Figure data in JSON
┌──
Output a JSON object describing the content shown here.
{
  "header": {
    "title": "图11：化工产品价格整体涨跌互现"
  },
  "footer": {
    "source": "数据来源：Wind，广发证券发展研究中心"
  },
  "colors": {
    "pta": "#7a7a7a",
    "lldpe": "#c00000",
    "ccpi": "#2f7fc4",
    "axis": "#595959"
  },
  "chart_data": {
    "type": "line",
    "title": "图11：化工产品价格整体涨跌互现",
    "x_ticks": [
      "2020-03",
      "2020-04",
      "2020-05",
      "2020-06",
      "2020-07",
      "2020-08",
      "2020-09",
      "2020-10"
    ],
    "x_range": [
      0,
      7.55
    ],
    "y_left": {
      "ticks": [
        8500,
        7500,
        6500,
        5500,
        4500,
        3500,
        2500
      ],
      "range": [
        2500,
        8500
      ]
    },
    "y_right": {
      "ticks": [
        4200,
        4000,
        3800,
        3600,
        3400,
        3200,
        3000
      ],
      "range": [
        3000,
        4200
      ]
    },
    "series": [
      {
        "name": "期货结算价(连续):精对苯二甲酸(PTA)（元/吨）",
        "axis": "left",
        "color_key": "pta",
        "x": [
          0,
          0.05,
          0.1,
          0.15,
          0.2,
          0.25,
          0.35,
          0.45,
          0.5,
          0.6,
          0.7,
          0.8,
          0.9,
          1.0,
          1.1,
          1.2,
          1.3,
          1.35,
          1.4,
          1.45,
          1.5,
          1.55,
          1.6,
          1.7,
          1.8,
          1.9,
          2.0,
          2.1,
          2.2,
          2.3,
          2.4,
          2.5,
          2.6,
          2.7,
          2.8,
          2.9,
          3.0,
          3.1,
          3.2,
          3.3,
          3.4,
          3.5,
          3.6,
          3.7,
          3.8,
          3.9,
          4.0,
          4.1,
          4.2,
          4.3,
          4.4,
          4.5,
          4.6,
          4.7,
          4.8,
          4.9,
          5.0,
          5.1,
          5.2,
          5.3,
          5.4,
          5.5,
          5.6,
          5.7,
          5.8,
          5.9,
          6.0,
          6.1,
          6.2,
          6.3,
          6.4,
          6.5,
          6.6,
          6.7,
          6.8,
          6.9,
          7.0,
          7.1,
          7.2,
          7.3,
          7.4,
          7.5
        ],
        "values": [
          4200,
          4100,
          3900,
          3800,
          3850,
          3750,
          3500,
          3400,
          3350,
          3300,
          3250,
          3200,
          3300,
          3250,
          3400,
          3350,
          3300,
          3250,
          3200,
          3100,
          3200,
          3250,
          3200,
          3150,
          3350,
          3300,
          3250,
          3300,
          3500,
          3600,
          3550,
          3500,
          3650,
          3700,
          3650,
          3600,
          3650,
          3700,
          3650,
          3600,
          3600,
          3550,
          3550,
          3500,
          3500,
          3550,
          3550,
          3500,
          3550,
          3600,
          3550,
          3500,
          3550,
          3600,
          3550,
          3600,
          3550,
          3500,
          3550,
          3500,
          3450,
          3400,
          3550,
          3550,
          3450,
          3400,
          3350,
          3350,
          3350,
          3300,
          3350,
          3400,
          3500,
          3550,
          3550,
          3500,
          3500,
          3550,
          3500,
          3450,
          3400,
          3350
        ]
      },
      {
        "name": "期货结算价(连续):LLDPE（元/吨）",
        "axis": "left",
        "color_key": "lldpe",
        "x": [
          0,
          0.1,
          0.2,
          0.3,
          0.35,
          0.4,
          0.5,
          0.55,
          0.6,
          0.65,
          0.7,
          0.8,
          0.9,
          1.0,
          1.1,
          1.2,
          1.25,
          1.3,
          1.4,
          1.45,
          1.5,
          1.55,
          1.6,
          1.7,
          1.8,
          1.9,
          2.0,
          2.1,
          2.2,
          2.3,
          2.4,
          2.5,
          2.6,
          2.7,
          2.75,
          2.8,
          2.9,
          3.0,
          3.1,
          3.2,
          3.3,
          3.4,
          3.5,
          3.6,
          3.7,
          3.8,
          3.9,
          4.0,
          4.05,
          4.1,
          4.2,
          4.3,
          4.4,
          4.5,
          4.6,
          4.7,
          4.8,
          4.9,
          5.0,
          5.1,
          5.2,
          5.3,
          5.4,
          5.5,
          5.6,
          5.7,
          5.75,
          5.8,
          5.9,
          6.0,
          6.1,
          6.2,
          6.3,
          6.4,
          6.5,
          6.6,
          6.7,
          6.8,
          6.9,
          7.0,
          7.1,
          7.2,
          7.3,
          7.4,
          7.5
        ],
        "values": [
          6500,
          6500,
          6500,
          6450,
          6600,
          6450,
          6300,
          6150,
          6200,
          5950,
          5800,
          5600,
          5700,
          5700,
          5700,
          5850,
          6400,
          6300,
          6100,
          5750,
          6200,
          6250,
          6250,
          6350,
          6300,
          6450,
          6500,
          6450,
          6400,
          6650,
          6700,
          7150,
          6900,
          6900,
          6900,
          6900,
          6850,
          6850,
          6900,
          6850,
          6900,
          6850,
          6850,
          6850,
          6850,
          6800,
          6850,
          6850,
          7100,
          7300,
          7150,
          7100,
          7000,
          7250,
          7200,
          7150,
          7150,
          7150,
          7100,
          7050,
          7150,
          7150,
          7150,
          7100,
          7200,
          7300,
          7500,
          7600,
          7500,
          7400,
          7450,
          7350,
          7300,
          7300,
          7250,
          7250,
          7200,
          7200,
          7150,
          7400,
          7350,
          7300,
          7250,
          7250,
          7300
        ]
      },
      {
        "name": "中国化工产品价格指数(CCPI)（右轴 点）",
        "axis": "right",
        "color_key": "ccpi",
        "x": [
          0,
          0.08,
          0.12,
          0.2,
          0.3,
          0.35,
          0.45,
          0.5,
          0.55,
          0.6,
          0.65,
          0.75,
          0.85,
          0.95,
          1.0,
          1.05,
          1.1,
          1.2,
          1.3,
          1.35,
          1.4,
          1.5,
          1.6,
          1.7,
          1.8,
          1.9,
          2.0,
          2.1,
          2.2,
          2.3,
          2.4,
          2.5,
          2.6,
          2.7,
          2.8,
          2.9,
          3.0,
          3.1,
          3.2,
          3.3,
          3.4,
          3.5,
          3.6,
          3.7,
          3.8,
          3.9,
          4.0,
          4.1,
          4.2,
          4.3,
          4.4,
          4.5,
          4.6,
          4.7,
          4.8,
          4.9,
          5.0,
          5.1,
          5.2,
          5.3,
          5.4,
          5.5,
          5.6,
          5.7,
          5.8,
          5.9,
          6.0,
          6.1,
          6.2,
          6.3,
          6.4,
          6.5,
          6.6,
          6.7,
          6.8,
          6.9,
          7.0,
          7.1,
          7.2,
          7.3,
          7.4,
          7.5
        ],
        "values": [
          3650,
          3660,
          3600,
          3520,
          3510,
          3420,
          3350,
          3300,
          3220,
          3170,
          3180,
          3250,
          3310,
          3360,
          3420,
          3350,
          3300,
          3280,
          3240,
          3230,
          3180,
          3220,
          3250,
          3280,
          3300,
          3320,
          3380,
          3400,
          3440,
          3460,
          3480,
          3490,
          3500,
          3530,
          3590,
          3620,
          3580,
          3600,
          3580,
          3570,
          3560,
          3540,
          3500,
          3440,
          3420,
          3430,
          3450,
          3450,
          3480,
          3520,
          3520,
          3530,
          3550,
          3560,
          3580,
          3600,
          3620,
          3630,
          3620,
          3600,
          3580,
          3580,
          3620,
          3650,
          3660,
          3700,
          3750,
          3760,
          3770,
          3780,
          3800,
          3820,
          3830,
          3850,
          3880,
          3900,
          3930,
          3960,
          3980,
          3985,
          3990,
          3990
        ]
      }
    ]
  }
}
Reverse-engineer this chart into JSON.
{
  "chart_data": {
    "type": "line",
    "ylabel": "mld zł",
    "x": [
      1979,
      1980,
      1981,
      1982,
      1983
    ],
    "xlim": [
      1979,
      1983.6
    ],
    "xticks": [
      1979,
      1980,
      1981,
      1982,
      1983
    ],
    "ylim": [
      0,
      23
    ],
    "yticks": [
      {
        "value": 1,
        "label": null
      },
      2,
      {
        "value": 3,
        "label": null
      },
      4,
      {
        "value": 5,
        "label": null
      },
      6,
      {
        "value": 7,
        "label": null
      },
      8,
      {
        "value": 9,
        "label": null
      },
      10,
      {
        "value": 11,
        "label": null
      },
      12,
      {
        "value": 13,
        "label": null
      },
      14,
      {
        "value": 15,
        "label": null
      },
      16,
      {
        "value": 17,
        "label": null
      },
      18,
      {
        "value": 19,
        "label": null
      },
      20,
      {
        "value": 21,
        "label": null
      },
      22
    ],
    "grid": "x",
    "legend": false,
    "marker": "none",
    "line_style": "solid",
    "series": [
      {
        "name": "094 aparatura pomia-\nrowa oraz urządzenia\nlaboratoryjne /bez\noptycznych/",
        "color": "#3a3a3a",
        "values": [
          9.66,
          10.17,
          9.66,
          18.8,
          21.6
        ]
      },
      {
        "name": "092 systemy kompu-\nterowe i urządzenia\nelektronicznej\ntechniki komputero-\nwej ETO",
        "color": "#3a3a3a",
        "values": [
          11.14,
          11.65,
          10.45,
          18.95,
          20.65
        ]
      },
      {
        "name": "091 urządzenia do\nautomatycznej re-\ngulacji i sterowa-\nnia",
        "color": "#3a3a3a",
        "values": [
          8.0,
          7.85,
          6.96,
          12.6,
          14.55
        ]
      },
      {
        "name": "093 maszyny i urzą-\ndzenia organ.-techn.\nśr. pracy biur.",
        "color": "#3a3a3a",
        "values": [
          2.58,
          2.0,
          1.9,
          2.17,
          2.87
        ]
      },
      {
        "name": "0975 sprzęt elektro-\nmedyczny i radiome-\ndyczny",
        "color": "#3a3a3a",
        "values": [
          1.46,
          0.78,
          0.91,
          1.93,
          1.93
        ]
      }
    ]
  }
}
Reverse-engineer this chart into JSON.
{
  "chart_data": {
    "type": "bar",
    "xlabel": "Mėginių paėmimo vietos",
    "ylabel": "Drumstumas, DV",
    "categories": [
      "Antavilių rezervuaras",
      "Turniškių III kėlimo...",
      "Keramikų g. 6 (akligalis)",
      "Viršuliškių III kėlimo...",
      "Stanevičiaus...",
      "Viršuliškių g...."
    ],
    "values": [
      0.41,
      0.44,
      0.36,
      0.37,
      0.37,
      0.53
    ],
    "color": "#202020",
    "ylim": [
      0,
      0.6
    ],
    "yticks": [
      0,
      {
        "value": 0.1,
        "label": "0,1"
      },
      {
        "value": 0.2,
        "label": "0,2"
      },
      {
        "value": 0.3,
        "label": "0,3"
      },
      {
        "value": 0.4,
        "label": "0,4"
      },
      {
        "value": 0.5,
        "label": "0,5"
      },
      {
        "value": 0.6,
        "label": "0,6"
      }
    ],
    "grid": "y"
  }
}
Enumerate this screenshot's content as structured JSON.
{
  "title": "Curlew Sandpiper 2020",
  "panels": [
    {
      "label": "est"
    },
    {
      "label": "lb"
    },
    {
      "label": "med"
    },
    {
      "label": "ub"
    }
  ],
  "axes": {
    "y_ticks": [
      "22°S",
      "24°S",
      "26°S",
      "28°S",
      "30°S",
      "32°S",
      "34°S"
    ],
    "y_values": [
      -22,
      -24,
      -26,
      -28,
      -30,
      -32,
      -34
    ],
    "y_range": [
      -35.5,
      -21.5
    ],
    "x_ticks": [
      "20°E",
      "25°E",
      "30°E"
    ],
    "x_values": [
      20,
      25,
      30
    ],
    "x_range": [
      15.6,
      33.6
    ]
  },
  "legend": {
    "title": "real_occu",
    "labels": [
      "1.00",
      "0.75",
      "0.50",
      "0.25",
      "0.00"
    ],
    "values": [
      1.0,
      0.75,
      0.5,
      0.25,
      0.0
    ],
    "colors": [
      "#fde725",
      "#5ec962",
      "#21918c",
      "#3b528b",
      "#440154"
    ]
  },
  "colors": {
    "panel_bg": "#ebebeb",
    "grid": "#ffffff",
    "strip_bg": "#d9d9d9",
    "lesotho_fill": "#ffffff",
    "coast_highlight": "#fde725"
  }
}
└──
WRITTEN INSTRUCTION:
Within the listing above, copy each line that has the string "content".

FINISHED ANSWER:
Output a JSON object describing the content shown here.
Enumerate this screenshot's content as structured JSON.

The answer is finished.